• [Document extract]:
◇ ◇ ◇
You probably already know that high cholesterol and blood pressure are major risk factors for heart disease. But do you know about inflammation? Recent research shows it plays a key role, and that working to reduce it can prevent heart attacks and strokes.

“Just like we’re targeting blood pressure, cholesterol and blood glucose, we also need to target inflammation,” says Erin Michos, M.D., M.H.S., associate director of preventive cardiology for the Ciccarone Center for the Prevention of Heart Disease. “We all should be making an effort to reduce chronic inflammation in our bodies.”

To protect your heart from the damaging effects of inflammation, here’s what you need to know.

 

Studies Point to Inflammation

Two decades ago, researchers discovered that high levels of inflammation were associated with an increased chance of having a heart attack or stroke. However, what they didn’t know was whether anti-inflammatory treatments could prevent those events from occurring.

In 2008, the JUPITER study found that for older adults who did not have elevated blood cholesterol but who did have elevated blood levels of inflammatory markers, treatment with cholesterol-lowering statin drugs reduced the number of heart attacks and strokes. But it wasn’t clear whether that was because statins reduced inflammation or because they further lowered bad cholesterol, since they do both.

However, a recent clinical trial called CANTOS studied an injectable antibody type of anti-inflammatory drug in people who had a prior heart attack and who also had elevated inflammatory markers despite statin treatment. This landmark study finally proved that targeting inflammation without changing cholesterol levels can have a significant impact. People treated with the novel anti-inflammatory treatment reduced their likelihood of subsequent heart attacks or strokes by 15 percent. It also decreased the need for major interventions such as angioplasty and bypass surgery by 30 percent, proving that addressing inflammation to prevent heart disease is essential. Additional studies are now looking at whether older, cheaper medications taken by mouth (colchine and methotrexate) can have similar heart protection benefits.
◇ ◇ ◇
• [Dataset records]:

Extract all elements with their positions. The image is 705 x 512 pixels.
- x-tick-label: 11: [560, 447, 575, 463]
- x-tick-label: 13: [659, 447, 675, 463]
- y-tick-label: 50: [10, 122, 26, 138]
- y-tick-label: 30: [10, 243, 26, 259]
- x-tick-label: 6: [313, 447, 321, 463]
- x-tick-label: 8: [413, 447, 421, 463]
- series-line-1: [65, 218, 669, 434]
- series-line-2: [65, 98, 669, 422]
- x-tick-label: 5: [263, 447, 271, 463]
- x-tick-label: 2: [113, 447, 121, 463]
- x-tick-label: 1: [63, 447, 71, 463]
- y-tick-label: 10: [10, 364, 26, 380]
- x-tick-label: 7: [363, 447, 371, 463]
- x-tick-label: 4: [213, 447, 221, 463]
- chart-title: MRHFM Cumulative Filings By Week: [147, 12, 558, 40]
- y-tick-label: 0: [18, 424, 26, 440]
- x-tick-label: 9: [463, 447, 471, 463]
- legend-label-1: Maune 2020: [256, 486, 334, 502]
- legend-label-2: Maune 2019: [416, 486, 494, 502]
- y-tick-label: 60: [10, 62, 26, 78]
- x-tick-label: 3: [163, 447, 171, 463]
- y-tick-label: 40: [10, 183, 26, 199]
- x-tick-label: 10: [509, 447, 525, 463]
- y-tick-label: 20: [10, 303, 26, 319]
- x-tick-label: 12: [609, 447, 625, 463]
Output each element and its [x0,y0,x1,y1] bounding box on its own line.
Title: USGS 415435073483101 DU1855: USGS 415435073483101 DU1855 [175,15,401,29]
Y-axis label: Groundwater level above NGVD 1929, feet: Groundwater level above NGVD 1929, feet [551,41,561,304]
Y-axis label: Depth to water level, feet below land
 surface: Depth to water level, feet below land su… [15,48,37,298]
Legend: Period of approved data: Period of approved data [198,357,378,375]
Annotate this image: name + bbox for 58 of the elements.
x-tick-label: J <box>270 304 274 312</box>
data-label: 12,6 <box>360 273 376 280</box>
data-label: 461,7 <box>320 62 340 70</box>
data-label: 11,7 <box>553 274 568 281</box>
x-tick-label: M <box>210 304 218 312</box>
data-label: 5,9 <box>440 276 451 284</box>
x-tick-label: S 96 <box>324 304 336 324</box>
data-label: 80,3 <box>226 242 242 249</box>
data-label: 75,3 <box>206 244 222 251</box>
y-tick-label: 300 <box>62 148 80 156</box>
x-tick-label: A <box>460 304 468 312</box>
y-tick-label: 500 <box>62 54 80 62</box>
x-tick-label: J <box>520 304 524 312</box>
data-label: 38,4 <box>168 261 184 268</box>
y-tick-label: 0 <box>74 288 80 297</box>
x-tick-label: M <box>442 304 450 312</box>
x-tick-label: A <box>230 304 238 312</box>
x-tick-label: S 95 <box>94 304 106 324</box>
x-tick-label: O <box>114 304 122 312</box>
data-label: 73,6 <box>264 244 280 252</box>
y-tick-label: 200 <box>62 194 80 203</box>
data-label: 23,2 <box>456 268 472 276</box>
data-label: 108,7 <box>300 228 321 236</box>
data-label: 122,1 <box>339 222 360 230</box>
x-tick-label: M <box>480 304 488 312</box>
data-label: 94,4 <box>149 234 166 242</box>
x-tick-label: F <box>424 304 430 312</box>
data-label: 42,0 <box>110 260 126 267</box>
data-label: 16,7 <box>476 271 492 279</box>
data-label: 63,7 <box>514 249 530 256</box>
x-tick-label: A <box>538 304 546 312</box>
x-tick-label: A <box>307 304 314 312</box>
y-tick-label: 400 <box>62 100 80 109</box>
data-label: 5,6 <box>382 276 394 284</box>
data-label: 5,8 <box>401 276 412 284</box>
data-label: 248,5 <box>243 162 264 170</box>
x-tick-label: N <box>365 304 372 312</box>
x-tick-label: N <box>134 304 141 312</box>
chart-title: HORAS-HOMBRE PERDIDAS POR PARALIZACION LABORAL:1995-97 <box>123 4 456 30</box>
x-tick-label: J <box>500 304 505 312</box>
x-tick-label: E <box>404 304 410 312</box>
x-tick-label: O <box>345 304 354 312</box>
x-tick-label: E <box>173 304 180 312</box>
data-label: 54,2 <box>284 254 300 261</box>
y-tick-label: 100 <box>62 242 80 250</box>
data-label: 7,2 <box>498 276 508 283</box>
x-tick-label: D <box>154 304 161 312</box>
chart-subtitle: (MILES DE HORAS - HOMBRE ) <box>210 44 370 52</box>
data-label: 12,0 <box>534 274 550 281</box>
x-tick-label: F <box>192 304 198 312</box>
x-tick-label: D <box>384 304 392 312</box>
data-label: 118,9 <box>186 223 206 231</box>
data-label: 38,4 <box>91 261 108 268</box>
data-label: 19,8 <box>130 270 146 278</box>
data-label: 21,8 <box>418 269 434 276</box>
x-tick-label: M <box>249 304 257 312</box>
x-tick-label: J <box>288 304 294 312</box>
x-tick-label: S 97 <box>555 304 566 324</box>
◇ ◇ ◇
• [Activity list]:
#1 In the article on inflammation and heart disease, by how much did the CANTOS treatment cut the need for angioplasty and bypass surgery?
#2 Continue the article on inflammation and heart disease from its last sentence.
The data has no connection to the article on inflammation and heart disease.

• [Answers provided]:
#1 By 30 percent.

#2
The Role of Inflammation in Heart Disease

Inflammation is part of your body’s immune response to an illness or injury. When you have a wound or an infection, inflammation helps fight off germs and facilitates healing. Buildup of cholesterol and other substances in your arteries (called plaques or atherosclerosis) can set off an inflammatory response, too.

“For short-term conditions, inflammation is helpful,” explains Michos. “But sustained low levels of inflammation irritate your blood vessels. Inflammation may promote the growth of plaques, loosen plaque in your arteries and trigger blood clots — the primary cause of heart attacks and strokes.”

When a blood clot blocks an artery to the heart, you have a heart attack. If the blood clot blocks an artery to the brain, the result is a stroke.